### RECORDS PROVIDED
※ ※ ※

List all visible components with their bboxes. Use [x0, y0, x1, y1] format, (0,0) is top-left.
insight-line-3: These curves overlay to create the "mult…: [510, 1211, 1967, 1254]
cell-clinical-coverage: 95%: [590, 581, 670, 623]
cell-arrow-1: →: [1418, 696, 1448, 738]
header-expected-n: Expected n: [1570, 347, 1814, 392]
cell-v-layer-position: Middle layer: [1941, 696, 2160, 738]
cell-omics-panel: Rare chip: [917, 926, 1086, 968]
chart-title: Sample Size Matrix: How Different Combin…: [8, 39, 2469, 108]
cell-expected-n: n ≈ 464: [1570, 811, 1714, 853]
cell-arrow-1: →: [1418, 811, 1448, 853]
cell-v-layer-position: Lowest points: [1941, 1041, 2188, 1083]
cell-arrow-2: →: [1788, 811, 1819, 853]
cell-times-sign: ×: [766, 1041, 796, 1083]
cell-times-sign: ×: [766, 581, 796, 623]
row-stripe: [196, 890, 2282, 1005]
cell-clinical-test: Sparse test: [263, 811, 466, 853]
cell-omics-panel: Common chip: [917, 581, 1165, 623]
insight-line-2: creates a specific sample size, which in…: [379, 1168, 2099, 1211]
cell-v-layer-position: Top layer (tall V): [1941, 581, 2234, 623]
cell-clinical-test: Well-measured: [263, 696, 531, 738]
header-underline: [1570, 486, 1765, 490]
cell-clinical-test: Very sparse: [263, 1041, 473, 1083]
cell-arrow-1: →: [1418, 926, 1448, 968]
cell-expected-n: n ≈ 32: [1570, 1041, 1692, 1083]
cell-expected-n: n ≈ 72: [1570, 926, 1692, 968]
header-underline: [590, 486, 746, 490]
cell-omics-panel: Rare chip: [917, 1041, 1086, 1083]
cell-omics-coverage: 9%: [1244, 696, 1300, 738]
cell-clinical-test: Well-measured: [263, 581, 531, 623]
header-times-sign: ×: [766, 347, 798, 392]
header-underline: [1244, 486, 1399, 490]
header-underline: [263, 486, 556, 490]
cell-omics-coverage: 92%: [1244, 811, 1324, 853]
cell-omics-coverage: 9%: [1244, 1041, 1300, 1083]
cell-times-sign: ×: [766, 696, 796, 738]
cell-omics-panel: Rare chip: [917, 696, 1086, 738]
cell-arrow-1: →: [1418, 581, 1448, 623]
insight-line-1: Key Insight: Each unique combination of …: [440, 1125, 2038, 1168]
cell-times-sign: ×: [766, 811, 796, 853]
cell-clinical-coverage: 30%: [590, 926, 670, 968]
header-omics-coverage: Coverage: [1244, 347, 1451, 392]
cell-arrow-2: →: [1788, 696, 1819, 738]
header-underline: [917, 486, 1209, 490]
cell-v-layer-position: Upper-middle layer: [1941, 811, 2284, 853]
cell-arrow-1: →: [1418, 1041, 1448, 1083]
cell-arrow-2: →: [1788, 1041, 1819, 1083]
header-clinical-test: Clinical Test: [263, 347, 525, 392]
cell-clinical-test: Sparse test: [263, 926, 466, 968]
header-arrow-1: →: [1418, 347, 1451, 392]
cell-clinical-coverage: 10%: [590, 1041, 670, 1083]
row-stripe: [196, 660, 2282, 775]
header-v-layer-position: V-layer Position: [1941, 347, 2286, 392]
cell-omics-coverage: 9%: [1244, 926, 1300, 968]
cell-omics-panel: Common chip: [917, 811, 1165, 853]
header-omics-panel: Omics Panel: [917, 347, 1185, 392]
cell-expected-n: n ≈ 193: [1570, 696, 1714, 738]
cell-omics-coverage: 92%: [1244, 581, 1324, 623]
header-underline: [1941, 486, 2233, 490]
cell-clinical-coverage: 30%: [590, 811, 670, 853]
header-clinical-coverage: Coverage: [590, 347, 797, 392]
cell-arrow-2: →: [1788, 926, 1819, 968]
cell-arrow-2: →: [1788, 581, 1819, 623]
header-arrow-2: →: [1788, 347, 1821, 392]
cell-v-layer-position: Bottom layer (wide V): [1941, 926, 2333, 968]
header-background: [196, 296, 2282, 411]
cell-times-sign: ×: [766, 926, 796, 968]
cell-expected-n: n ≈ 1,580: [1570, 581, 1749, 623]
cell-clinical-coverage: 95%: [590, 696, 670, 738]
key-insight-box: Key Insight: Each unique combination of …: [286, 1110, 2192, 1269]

※ ※ ※

### OBJECTIVE
Reproduce every line of the data above verbatim, keeping the original order and leaving nothing out.

### RESPONSE TO THIS TASK
List all visible components with their bboxes. Use [x0, y0, x1, y1] format, (0,0) is top-left.
insight-line-3: These curves overlay to create the "mult…: [510, 1211, 1967, 1254]
cell-clinical-coverage: 95%: [590, 581, 670, 623]
cell-arrow-1: →: [1418, 696, 1448, 738]
header-expected-n: Expected n: [1570, 347, 1814, 392]
cell-v-layer-position: Middle layer: [1941, 696, 2160, 738]
cell-omics-panel: Rare chip: [917, 926, 1086, 968]
chart-title: Sample Size Matrix: How Different Combin…: [8, 39, 2469, 108]
cell-expected-n: n ≈ 464: [1570, 811, 1714, 853]
cell-arrow-1: →: [1418, 811, 1448, 853]
cell-v-layer-position: Lowest points: [1941, 1041, 2188, 1083]
cell-arrow-2: →: [1788, 811, 1819, 853]
cell-times-sign: ×: [766, 1041, 796, 1083]
cell-times-sign: ×: [766, 581, 796, 623]
row-stripe: [196, 890, 2282, 1005]
cell-clinical-test: Sparse test: [263, 811, 466, 853]
cell-omics-panel: Common chip: [917, 581, 1165, 623]
insight-line-2: creates a specific sample size, which in…: [379, 1168, 2099, 1211]
cell-v-layer-position: Top layer (tall V): [1941, 581, 2234, 623]
cell-clinical-test: Well-measured: [263, 696, 531, 738]
header-underline: [1570, 486, 1765, 490]
cell-clinical-test: Very sparse: [263, 1041, 473, 1083]
cell-arrow-1: →: [1418, 926, 1448, 968]
cell-expected-n: n ≈ 32: [1570, 1041, 1692, 1083]
cell-expected-n: n ≈ 72: [1570, 926, 1692, 968]
header-underline: [590, 486, 746, 490]
cell-omics-panel: Rare chip: [917, 1041, 1086, 1083]
cell-omics-coverage: 9%: [1244, 696, 1300, 738]
cell-clinical-test: Well-measured: [263, 581, 531, 623]
header-times-sign: ×: [766, 347, 798, 392]
header-underline: [1244, 486, 1399, 490]
header-underline: [263, 486, 556, 490]
cell-omics-coverage: 92%: [1244, 811, 1324, 853]
cell-omics-coverage: 9%: [1244, 1041, 1300, 1083]
cell-times-sign: ×: [766, 696, 796, 738]
cell-omics-panel: Rare chip: [917, 696, 1086, 738]
cell-arrow-1: →: [1418, 581, 1448, 623]
insight-line-1: Key Insight: Each unique combination of …: [440, 1125, 2038, 1168]
cell-times-sign: ×: [766, 811, 796, 853]
cell-clinical-coverage: 30%: [590, 926, 670, 968]
header-omics-coverage: Coverage: [1244, 347, 1451, 392]
cell-arrow-2: →: [1788, 696, 1819, 738]
header-underline: [917, 486, 1209, 490]
cell-v-layer-position: Upper-middle layer: [1941, 811, 2284, 853]
cell-arrow-1: →: [1418, 1041, 1448, 1083]
cell-arrow-2: →: [1788, 1041, 1819, 1083]
header-clinical-test: Clinical Test: [263, 347, 525, 392]
cell-clinical-test: Sparse test: [263, 926, 466, 968]
header-arrow-1: →: [1418, 347, 1451, 392]
cell-clinical-coverage: 10%: [590, 1041, 670, 1083]
row-stripe: [196, 660, 2282, 775]
header-v-layer-position: V-layer Position: [1941, 347, 2286, 392]
cell-omics-coverage: 9%: [1244, 926, 1300, 968]
cell-omics-panel: Common chip: [917, 811, 1165, 853]
header-omics-panel: Omics Panel: [917, 347, 1185, 392]
cell-expected-n: n ≈ 193: [1570, 696, 1714, 738]
cell-omics-coverage: 92%: [1244, 581, 1324, 623]
header-underline: [1941, 486, 2233, 490]
cell-clinical-coverage: 30%: [590, 811, 670, 853]
header-clinical-coverage: Coverage: [590, 347, 797, 392]
cell-arrow-2: →: [1788, 926, 1819, 968]
cell-arrow-2: →: [1788, 581, 1819, 623]
header-arrow-2: →: [1788, 347, 1821, 392]
cell-v-layer-position: Bottom layer (wide V): [1941, 926, 2333, 968]
header-background: [196, 296, 2282, 411]
cell-times-sign: ×: [766, 926, 796, 968]
cell-expected-n: n ≈ 1,580: [1570, 581, 1749, 623]
cell-clinical-coverage: 95%: [590, 696, 670, 738]
key-insight-box: Key Insight: Each unique combination of …: [286, 1110, 2192, 1269]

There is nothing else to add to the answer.